What is being asked:
Collect all lines below with the string "据此可知".

Listed entries:
● ● ● ●

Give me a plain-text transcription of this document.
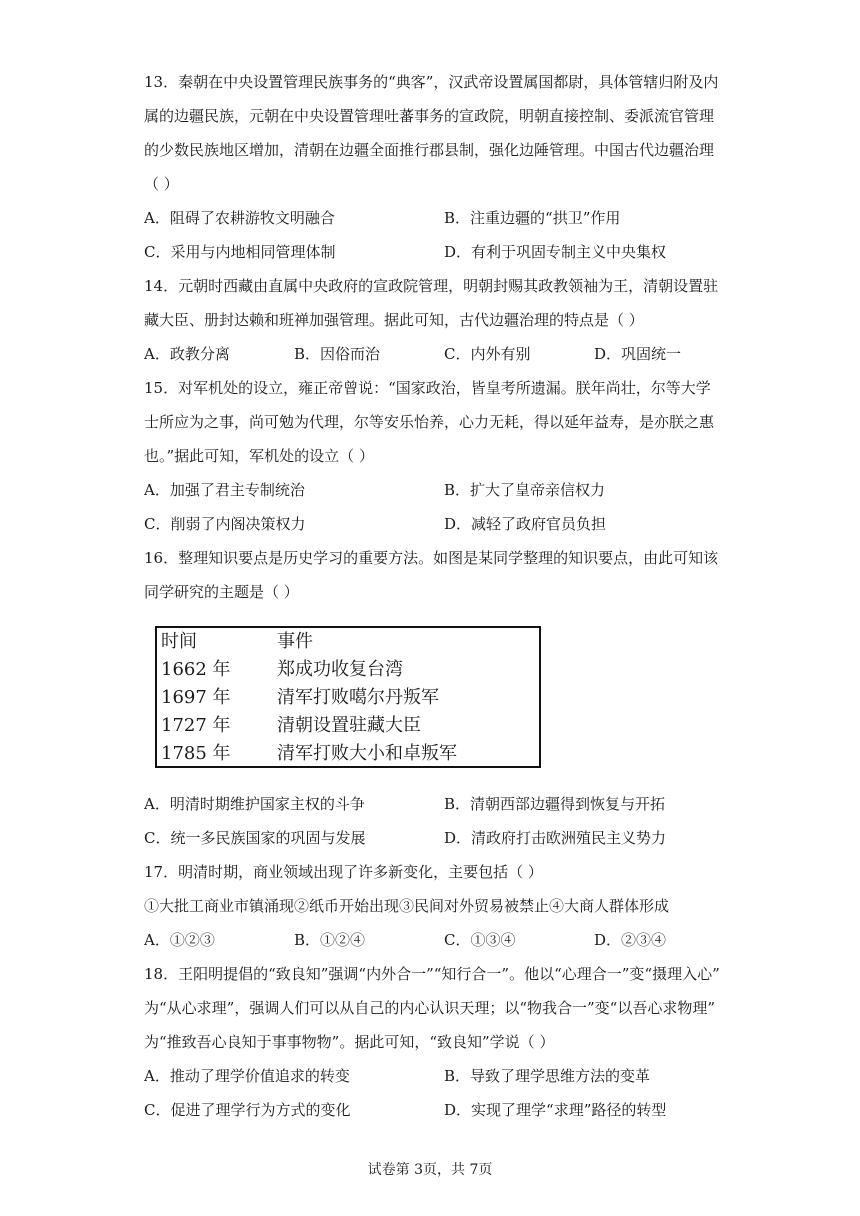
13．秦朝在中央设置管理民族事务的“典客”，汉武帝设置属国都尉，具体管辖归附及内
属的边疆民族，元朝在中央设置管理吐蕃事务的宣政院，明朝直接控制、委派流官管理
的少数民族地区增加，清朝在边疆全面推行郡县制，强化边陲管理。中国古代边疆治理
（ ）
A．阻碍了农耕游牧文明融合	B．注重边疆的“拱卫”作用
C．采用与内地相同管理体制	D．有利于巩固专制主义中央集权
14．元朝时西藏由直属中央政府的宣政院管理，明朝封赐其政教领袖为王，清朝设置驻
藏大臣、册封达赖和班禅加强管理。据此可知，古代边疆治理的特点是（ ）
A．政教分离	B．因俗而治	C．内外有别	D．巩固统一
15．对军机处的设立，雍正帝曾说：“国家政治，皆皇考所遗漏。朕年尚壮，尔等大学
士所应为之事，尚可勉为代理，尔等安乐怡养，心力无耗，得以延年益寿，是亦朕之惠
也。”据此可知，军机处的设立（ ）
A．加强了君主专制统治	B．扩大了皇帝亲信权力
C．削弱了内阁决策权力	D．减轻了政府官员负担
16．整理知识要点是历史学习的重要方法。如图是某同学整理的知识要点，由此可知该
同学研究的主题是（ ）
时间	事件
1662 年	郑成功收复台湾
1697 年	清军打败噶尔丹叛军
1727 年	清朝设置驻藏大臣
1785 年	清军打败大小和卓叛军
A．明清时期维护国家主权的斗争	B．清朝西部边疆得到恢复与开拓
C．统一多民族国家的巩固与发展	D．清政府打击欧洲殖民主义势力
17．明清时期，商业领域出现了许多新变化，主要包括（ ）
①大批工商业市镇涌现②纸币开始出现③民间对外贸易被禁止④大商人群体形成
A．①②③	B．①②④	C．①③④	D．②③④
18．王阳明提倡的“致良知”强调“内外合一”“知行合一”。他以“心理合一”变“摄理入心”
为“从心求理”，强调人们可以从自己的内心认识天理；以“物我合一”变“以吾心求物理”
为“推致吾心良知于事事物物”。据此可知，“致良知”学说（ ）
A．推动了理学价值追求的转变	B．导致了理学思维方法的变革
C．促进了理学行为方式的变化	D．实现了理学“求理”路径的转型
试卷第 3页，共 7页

● ● ● ●

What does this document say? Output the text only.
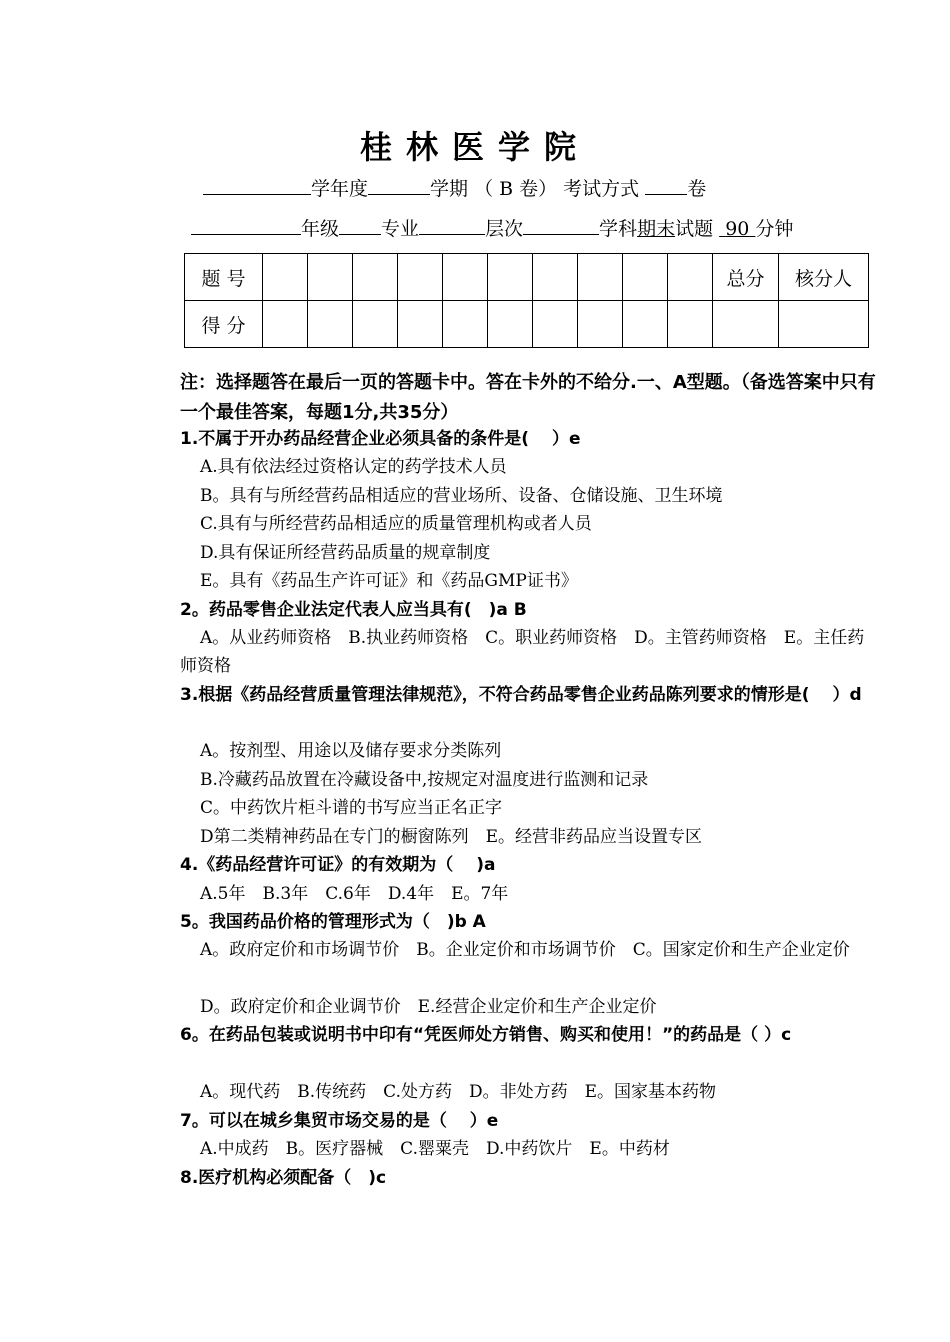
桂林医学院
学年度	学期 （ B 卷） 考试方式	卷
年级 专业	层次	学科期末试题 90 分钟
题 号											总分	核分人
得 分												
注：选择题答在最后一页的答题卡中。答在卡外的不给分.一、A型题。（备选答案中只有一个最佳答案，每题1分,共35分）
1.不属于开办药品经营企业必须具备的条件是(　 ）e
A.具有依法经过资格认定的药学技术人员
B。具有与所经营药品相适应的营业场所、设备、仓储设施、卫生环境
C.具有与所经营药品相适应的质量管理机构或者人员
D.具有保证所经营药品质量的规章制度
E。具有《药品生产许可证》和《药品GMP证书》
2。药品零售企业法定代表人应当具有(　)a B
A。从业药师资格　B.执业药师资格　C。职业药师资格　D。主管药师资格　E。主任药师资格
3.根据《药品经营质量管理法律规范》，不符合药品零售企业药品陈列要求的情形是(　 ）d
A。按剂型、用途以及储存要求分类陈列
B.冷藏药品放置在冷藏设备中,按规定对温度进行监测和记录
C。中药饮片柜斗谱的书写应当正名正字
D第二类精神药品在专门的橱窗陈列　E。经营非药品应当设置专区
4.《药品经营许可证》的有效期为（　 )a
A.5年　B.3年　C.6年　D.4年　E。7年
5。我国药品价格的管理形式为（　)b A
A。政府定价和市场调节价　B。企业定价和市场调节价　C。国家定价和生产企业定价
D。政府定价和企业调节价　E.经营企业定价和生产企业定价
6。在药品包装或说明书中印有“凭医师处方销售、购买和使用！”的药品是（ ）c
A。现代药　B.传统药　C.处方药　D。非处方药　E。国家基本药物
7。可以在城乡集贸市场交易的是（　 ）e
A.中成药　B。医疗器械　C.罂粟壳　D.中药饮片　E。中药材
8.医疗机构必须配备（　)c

● ● ● ●

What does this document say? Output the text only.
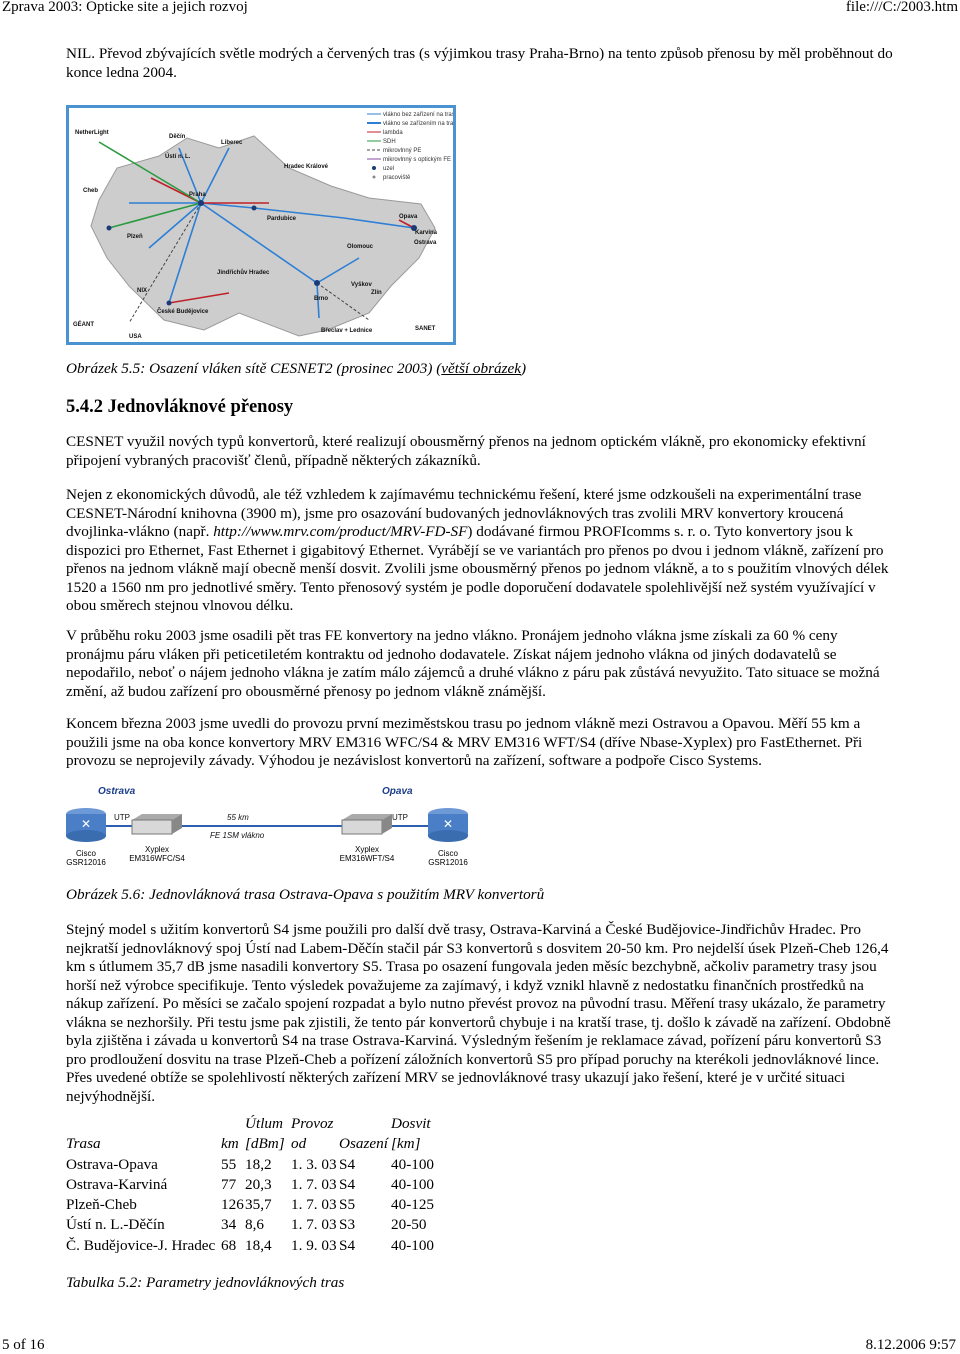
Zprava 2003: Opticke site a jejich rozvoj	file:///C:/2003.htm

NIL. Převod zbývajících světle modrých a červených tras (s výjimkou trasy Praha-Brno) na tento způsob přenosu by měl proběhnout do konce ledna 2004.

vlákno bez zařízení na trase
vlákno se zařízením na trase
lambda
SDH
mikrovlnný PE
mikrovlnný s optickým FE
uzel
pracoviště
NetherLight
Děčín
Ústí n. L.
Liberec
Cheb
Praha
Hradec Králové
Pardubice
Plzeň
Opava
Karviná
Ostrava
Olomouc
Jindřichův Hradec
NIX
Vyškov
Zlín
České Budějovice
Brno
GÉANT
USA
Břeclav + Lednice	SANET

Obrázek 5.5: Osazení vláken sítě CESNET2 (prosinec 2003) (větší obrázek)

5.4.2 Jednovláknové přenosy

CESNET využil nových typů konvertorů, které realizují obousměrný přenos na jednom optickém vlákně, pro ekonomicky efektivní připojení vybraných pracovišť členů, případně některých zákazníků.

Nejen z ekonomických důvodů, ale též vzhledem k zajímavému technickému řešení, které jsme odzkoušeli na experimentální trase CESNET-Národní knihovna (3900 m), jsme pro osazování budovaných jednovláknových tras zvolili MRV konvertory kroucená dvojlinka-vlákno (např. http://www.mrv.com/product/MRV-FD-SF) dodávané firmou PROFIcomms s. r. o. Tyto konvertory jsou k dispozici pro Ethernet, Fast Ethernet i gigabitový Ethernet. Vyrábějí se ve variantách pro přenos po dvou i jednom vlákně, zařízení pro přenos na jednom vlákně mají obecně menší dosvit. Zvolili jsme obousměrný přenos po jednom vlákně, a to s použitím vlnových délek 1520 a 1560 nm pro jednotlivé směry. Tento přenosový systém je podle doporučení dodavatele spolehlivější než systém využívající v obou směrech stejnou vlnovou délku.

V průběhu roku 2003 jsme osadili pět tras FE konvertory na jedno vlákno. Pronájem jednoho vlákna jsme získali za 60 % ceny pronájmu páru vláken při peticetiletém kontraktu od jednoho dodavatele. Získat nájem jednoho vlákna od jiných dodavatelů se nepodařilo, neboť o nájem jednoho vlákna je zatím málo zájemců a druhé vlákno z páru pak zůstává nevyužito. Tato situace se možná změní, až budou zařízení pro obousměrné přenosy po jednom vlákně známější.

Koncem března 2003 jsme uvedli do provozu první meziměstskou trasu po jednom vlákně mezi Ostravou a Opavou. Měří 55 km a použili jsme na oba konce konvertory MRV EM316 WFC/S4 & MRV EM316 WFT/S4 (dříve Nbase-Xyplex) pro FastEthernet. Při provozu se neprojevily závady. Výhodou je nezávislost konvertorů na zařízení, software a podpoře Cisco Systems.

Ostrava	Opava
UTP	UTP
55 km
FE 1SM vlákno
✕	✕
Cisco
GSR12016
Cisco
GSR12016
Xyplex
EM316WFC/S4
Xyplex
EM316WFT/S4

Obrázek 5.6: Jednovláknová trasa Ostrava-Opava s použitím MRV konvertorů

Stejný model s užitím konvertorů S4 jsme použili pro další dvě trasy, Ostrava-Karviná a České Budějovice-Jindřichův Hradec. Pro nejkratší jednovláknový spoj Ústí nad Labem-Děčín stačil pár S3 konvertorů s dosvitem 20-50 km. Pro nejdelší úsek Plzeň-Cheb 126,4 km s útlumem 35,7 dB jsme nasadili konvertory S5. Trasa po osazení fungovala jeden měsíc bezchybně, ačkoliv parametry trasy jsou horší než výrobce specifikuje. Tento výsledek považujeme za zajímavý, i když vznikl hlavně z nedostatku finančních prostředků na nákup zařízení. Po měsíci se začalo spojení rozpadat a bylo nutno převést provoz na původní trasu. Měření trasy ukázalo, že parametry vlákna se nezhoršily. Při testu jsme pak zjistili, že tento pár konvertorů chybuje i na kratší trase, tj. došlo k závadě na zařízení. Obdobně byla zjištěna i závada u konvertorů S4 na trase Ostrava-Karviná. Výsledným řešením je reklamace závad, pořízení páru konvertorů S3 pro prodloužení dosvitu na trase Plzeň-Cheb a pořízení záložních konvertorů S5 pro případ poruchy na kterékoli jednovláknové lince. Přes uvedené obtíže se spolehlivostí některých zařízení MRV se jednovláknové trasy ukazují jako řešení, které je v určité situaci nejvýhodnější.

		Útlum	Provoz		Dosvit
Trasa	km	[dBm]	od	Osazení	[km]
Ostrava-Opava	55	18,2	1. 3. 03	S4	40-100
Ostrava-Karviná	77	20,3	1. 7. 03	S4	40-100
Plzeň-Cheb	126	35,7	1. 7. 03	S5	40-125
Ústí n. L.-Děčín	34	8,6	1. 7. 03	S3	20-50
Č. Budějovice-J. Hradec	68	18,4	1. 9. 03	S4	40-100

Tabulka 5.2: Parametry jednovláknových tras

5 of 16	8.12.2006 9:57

● ● ● ●

Full solution:
藏大臣、册封达赖和班禅加强管理。据此可知，古代边疆治理的特点是（ ）
也。”据此可知，军机处的设立（ ）
为“推致吾心良知于事事物物”。据此可知，“致良知”学说（ ）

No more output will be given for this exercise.